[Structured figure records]
━━━━━━━━━━━━━━━━━━━━

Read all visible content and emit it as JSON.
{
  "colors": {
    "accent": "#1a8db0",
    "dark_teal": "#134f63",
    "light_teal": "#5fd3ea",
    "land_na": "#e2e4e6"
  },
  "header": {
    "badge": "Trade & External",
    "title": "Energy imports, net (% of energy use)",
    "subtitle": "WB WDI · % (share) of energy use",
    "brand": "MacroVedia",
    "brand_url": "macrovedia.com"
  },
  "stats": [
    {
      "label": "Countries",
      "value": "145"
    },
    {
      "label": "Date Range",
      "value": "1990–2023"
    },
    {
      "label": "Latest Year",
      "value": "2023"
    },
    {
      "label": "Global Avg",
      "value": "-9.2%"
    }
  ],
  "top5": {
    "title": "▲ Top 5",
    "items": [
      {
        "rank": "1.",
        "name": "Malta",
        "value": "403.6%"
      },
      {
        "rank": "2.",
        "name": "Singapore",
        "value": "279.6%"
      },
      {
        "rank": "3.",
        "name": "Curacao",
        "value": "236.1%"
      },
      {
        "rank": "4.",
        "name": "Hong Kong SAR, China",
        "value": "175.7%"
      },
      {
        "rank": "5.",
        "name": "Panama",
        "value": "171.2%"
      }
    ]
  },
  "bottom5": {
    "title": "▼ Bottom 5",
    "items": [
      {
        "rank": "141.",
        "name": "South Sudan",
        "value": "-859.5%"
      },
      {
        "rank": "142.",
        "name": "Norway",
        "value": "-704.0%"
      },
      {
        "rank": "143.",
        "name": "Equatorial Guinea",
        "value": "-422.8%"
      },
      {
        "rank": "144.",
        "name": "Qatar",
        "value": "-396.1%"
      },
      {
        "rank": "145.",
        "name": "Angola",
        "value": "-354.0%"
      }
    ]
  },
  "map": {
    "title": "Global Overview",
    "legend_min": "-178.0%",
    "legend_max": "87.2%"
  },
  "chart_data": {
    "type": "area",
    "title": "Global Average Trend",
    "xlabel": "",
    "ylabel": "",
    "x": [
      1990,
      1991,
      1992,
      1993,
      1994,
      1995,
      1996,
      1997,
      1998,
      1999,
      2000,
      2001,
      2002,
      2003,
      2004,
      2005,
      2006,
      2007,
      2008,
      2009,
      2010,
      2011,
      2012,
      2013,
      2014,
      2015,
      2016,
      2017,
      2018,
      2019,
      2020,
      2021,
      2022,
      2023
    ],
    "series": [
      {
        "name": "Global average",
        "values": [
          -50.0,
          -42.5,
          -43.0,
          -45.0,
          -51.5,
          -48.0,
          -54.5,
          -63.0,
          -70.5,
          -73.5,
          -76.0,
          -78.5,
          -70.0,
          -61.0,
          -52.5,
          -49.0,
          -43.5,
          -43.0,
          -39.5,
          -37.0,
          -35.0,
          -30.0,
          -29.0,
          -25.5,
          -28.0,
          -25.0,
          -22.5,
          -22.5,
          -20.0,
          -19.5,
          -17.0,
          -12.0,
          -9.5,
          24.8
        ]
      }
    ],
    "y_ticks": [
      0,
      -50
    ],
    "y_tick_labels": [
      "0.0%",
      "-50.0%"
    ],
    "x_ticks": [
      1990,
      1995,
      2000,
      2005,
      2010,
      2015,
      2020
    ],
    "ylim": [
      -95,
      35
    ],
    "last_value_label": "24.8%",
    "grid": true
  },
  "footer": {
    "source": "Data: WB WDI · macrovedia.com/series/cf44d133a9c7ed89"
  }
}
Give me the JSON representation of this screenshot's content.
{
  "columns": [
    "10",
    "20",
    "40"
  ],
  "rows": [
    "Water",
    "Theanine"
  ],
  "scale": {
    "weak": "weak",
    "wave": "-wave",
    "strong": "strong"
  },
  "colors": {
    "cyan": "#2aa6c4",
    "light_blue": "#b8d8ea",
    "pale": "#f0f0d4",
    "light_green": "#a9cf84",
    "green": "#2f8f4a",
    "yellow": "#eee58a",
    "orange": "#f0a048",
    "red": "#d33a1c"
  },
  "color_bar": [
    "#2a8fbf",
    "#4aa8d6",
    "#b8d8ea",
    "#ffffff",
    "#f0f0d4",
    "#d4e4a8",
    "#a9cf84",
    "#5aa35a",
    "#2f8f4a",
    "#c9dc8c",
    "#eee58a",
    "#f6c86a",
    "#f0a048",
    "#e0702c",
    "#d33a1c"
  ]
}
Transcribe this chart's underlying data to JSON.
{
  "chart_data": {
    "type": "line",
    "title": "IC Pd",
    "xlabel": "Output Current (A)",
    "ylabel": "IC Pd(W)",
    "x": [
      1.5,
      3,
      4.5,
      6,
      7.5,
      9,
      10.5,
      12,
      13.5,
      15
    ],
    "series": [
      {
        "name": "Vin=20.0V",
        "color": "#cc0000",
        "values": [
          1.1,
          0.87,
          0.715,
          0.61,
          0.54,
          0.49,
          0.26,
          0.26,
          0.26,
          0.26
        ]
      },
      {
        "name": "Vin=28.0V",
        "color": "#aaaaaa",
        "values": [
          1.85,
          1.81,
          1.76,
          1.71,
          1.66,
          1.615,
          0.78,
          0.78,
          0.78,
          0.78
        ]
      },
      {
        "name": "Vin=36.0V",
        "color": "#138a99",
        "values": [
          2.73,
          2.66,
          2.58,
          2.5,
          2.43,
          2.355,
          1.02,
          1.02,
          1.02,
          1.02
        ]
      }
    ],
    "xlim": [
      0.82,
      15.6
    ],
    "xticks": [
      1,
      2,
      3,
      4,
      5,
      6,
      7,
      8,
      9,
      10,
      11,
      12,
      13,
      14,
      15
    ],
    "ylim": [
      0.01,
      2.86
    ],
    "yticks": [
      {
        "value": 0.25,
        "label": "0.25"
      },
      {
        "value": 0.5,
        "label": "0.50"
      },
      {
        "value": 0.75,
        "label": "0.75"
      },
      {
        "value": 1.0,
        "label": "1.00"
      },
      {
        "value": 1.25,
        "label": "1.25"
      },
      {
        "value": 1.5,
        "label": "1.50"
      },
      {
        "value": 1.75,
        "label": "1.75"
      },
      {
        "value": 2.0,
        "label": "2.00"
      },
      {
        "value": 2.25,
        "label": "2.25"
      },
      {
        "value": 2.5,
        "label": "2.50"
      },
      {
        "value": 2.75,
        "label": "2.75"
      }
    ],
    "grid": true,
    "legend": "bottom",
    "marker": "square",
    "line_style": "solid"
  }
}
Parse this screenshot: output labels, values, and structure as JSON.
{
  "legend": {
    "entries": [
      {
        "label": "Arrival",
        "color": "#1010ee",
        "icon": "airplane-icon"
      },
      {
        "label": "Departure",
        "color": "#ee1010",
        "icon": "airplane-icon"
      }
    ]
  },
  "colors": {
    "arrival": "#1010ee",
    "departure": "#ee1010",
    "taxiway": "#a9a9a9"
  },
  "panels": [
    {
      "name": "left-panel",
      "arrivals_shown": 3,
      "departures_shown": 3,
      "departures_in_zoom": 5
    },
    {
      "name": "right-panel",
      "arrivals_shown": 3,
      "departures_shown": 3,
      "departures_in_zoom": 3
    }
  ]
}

━━━━━━━━━━━━━━━━━━━━

◆ WRITTEN PROBLEM ◆
Go over the records above line by line and count those holding the word "this". Reply only with the number.

◆ THE OUTPUT ◆
3